───── Text passage ─────

Iain "Huey" Hewitson (born 4 October 1948), is a New Zealand-born chef, restaurateur, author and television personality who moved to Australia in 1972. He is best known for his television involvement with Network Ten. He was also the face of supermarket chain BI-LO.

TV career
Between 1992 and 1998, Hewitson appeared on the Ten lifestyle show Healthy, Wealthy and Wise, in which he presented the cooking segments. Until December 2005, Hewitson was a regular chef on the networks morning talk program GMA with Bert Newton. Ensuing programs with his participation include Huey's TV Dinner and Never Trust a Skinny Cook. 
He has been the main host of Huey's Cooking Adventures (1997–2010) and Huey's Kitchen (2010–2014).

Restaurants
 Tolarno Eating House & Bar, St Kilda, Victoria, Australia
 Big Huey's Diner, South Melbourne, Victoria, Australia

Musician
In the 1960s, Hewitson was a folk singer as well as a member of bands "Cellophane" and "Sebastian's Floral Array". Both of them were winners in the New Zealand version of the Battle of the Bands competitions.

In 1968, he became a member of a band called 691. At the end of the year the band had become Cellophane. The line-up included Hewitson on vocals, Dave Wellington on lead guitar, Michael Hill on bass, Pam Potter on keyboards, and John Van der Ryden on drums. They were managed by Colin Misseldine. In 1969 they recorded and self-produced four tracks at HMV studios for Pye. The songs included a cover of the Arthur Brown psychedelic rock hit, "Fire"; "Mind Patterns", which was written by Hewitson; and "I Can’t Quit Her". The band broke up in 1970. "Fire", backed with "Mind Patterns", was released on Pye 7N-14009. Both "Hey Joe" by Sebastian's Floral Array, and "Fire" by Cellophane, appear on the various artists compilation, A Day in My Mind's Mind Volume 4.

─────

▶ Set exercise a
In the entries, output the run of lines that starts with the line containing "browser-tab[interactable]: Qu —" and ends with the line containing "browser-tab[interactable]: Tik — [761, 4, 798, 26]" as a JSON list of strings, one string per line, with blank lines omitted.
The passage about Iain Hewitson and the entries that follow it are unrelated and come from different sources.

───── Records to use ─────

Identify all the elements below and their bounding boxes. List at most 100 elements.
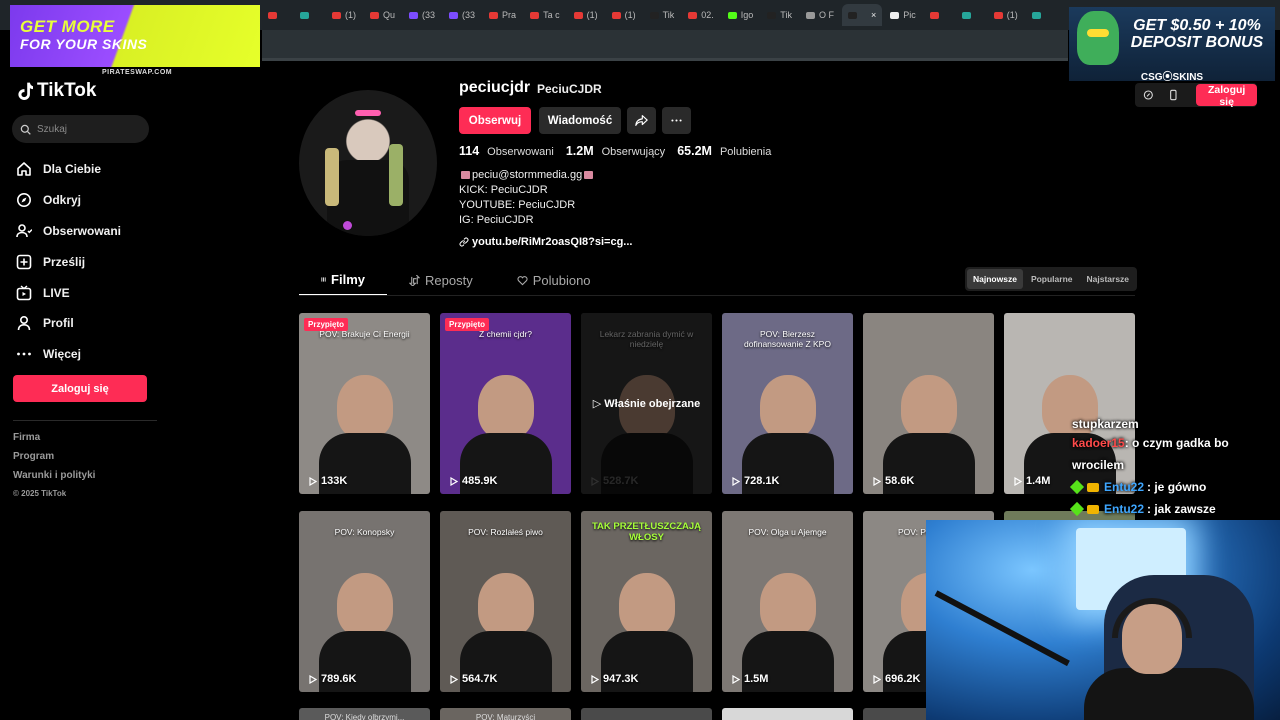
browser-tab[interactable]: Qu — [364, 4, 401, 26]
sidebar-item-for-you[interactable]: Dla Ciebie — [16, 154, 166, 185]
profile-bio: peciu@stormmedia.gg KICK: PeciuCJDR YOUT… — [459, 168, 595, 228]
more-options-button[interactable] — [662, 107, 691, 134]
favicon-icon — [530, 11, 540, 19]
close-tab-icon[interactable]: × — [871, 10, 876, 20]
browser-tab[interactable]: (33 — [403, 4, 441, 26]
video-card[interactable]: POV: Bierzesz dofinansowanie Z KPO 728.1K — [722, 313, 853, 494]
view-count-text: 485.9K — [462, 475, 498, 487]
browser-tab[interactable]: Tik — [761, 4, 798, 26]
browser-tab[interactable]: (33 — [443, 4, 481, 26]
bio-link-text: youtu.be/RiMr2oasQI8?si=cg... — [472, 236, 633, 248]
bio-line: YOUTUBE: PeciuCJDR — [459, 199, 576, 211]
tab-reposts[interactable]: Reposty — [387, 264, 495, 296]
footer-link-program[interactable]: Program — [13, 451, 95, 470]
browser-tab-label: Pra — [502, 10, 517, 20]
browser-tab[interactable]: O F — [800, 4, 840, 26]
sidebar-item-more[interactable]: Więcej — [16, 339, 166, 370]
video-caption: TAK PRZETŁUSZCZAJĄ WŁOSY — [591, 521, 702, 543]
favicon-icon — [332, 11, 341, 19]
sort-popular[interactable]: Popularne — [1025, 269, 1079, 289]
video-card[interactable]: Lekarz zabrania dymić w niedzielę▷ Właśn… — [581, 313, 712, 494]
tab-liked[interactable]: Polubiono — [495, 264, 613, 296]
message-button[interactable]: Wiadomość — [539, 107, 621, 134]
video-card[interactable]: POV: Brakuje Ci Energii Przypięto 133K — [299, 313, 430, 494]
header-login-button[interactable]: Zaloguj się — [1196, 84, 1257, 108]
share-icon — [635, 115, 648, 126]
browser-tab[interactable] — [924, 4, 954, 26]
search-input[interactable] — [37, 123, 137, 135]
profile-stats: 114 Obserwowani 1.2M Obserwujący 65.2M P… — [459, 144, 775, 158]
browser-tab[interactable]: × — [841, 4, 883, 26]
video-card[interactable]: Z chemii cjdr? Przypięto 485.9K — [440, 313, 571, 494]
video-card-partial[interactable] — [722, 708, 853, 720]
video-card[interactable]: POV: Olga u Ajemge 1.5M — [722, 511, 853, 692]
browser-tab[interactable]: Igo — [722, 4, 760, 26]
sidebar-item-profile[interactable]: Profil — [16, 308, 166, 339]
following-label[interactable]: Obserwowani — [487, 146, 554, 158]
browser-tab[interactable]: (1) — [606, 4, 642, 26]
sidebar-item-explore[interactable]: Odkryj — [16, 185, 166, 216]
browser-tab[interactable]: Pic — [884, 4, 922, 26]
browser-tab[interactable]: Ta c — [524, 4, 566, 26]
sidebar-item-upload[interactable]: Prześlij — [16, 246, 166, 277]
browser-tab[interactable] — [1026, 4, 1056, 26]
search-box[interactable] — [12, 115, 149, 143]
share-button[interactable] — [627, 107, 656, 134]
coin-icon[interactable] — [1143, 89, 1154, 101]
footer-link-company[interactable]: Firma — [13, 432, 95, 451]
bio-link[interactable]: youtu.be/RiMr2oasQI8?si=cg... — [459, 236, 632, 248]
sort-newest[interactable]: Najnowsze — [967, 269, 1023, 289]
browser-tab[interactable] — [956, 4, 986, 26]
browser-tab-label: Ta c — [543, 10, 560, 20]
footer-link-terms[interactable]: Warunki i polityki — [13, 470, 95, 489]
thumbnail-face — [619, 573, 675, 637]
chat-message: kadoer15: o czym gadka bo wrocilem — [1072, 432, 1252, 476]
bio-email: peciu@stormmedia.gg — [472, 169, 583, 181]
browser-tab-label: Qu — [383, 10, 396, 20]
sort-oldest[interactable]: Najstarsze — [1081, 269, 1136, 289]
favicon-icon — [993, 11, 1003, 19]
browser-tab[interactable] — [294, 4, 324, 26]
tab-videos[interactable]: Filmy — [299, 264, 387, 296]
thumbnail-face — [760, 573, 816, 637]
view-count-text: 1.5M — [744, 673, 769, 685]
video-card-partial[interactable]: POV: Maturzyści — [440, 708, 571, 720]
browser-tab[interactable] — [262, 4, 292, 26]
browser-tab[interactable]: (1) — [988, 4, 1024, 26]
follow-button[interactable]: Obserwuj — [459, 107, 531, 134]
mail-icon — [584, 171, 594, 179]
video-card[interactable]: 58.6K — [863, 313, 994, 494]
sidebar-item-live[interactable]: LIVE — [16, 277, 166, 308]
thumbnail-face — [760, 375, 816, 439]
browser-tab[interactable]: (1) — [568, 4, 604, 26]
play-icon — [450, 476, 458, 486]
live-icon — [16, 285, 32, 300]
toolbar-divider — [262, 58, 1068, 61]
ad-banner-left[interactable]: GET MORE FOR YOUR SKINS — [10, 5, 260, 67]
video-card[interactable]: POV: Rozlałeś piwo 564.7K — [440, 511, 571, 692]
sidebar-item-following[interactable]: Obserwowani — [16, 216, 166, 247]
tiktok-logo[interactable]: TikTok — [16, 80, 96, 102]
video-card[interactable]: TAK PRZETŁUSZCZAJĄ WŁOSY 947.3K — [581, 511, 712, 692]
phone-icon[interactable] — [1168, 89, 1179, 101]
browser-tab-label: (1) — [1006, 10, 1018, 20]
upload-icon — [16, 254, 32, 270]
video-card-partial[interactable]: POV: Kiedy olbrzymi... — [299, 708, 430, 720]
browser-tab[interactable]: 02. — [682, 4, 720, 26]
ad-banner-right[interactable]: GET $0.50 + 10% DEPOSIT BONUS CSG⦿SKINS — [1069, 7, 1275, 81]
chat-text: stupkarzem — [1072, 417, 1139, 431]
user-follow-icon — [16, 224, 32, 238]
view-count: 947.3K — [591, 673, 638, 685]
browser-tab[interactable]: Pra — [483, 4, 522, 26]
thumbnail-face — [337, 573, 393, 637]
browser-tab[interactable]: (1) — [326, 4, 362, 26]
browser-tab-label: (33 — [462, 10, 476, 20]
video-card-partial[interactable] — [581, 708, 712, 720]
favicon-icon — [890, 11, 900, 19]
view-count-text: 564.7K — [462, 673, 498, 685]
followers-label[interactable]: Obserwujący — [602, 146, 666, 158]
sidebar-login-button[interactable]: Zaloguj się — [13, 375, 147, 402]
video-card[interactable]: POV: Konopsky 789.6K — [299, 511, 430, 692]
play-icon — [1014, 476, 1022, 486]
browser-tab[interactable]: Tik — [644, 4, 681, 26]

─────

▶ Set exercise b
For each statement, say yes or no depending on whether it agrees with the passage about Iain Hewitson, and quote the exact words from the passage that decide it.
(i) Hewitson moved to Australia in 1972.
(ii) Cellophane recorded four tracks at HMV studios in 1968.
(iii) Hewitson hosted Huey's Kitchen from 2010 to 2014.

▶ Exercise answer a
[
  "browser-tab[interactable]: Qu — [364, 4, 401, 26]",
  "sidebar-item-for-you[interactable]: Dla Ciebie — [16, 154, 166, 185]",
  "profile-bio: peciu@stormmedia.gg KICK: PeciuCJDR YOUT… — [459, 168, 595, 228]",
  "more-options-button[interactable] — [662, 107, 691, 134]",
  "favicon-icon — [530, 11, 540, 19]",
  "close-tab-icon[interactable]: × — [871, 10, 876, 20]",
  "browser-tab[interactable]: (33 — [403, 4, 441, 26]",
  "video-card[interactable]: POV: Bierzesz dofinansowanie Z KPO 728.1K — [722, 313, 853, 494]",
  "view-count-text: 485.9K — [462, 475, 498, 487]",
  "browser-tab[interactable]: Tik — [761, 4, 798, 26]"
]

▶ Exercise answer b
(i) Yes: "moved to Australia in 1972"
(ii) No: "In 1969 they recorded and self-produced four tracks at HMV studios for Pye."
(iii) Yes: "He has been the main host of Huey's Cooking Adventures (1997–2010) and Huey's Kitchen (2010–2014)."